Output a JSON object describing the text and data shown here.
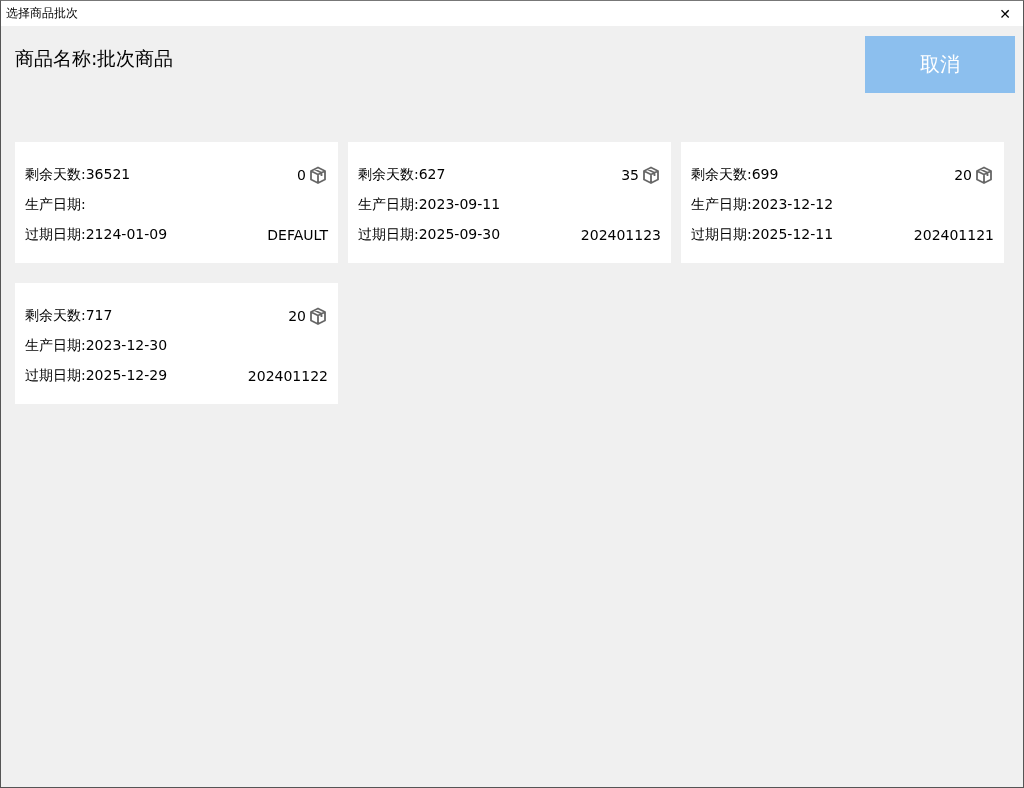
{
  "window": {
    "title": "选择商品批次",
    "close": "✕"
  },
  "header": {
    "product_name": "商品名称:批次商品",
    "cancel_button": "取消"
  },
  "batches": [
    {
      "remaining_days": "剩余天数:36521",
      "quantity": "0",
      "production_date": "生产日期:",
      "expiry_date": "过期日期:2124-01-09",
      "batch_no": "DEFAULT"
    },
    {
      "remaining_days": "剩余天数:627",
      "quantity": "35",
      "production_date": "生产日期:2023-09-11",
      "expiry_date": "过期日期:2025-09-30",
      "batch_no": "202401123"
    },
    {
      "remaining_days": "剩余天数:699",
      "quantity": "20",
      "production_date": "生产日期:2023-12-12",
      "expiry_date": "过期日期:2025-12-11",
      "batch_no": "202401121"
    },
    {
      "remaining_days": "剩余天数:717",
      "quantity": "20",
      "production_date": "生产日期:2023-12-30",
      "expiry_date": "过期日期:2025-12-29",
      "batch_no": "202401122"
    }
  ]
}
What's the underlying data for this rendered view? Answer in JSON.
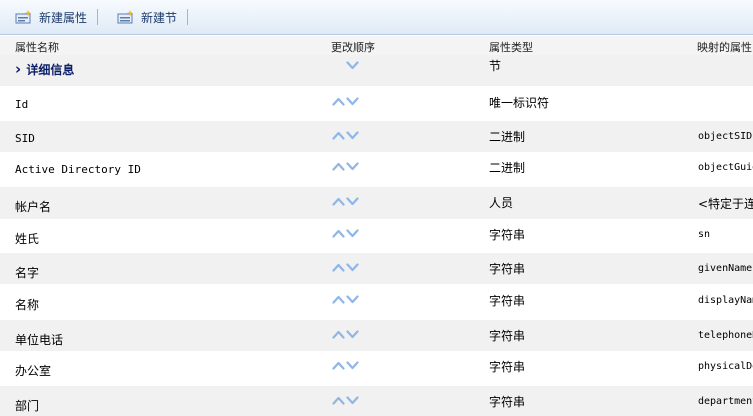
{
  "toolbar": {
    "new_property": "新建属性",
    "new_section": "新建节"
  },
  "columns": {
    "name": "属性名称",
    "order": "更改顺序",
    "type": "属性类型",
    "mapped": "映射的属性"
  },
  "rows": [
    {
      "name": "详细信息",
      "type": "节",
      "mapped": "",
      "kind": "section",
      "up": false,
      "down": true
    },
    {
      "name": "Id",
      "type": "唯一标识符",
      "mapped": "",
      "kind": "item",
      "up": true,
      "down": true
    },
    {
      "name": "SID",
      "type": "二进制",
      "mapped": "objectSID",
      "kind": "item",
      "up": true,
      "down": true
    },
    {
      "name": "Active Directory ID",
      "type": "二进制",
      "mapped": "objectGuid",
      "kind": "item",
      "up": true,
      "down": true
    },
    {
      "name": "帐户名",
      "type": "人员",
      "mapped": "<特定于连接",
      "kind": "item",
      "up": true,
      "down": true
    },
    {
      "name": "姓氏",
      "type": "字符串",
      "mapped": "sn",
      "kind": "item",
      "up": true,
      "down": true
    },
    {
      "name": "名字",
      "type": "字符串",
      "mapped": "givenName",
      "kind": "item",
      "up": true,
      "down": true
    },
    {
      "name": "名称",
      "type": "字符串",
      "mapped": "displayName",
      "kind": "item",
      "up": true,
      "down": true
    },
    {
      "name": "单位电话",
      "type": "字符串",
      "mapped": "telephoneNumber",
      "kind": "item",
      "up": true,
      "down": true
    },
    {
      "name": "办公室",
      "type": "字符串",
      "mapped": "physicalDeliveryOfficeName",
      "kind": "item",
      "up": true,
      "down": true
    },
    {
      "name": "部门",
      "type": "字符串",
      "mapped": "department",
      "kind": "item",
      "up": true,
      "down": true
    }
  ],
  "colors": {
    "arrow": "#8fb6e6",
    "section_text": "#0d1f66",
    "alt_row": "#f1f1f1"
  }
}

--- What is needed ---
Gather all lines of the records that include the word "生产日期".

--- Full solution ---
      "production_date": "生产日期:",
      "production_date": "生产日期:2023-09-11",
      "production_date": "生产日期:2023-12-12",
      "production_date": "生产日期:2023-12-30",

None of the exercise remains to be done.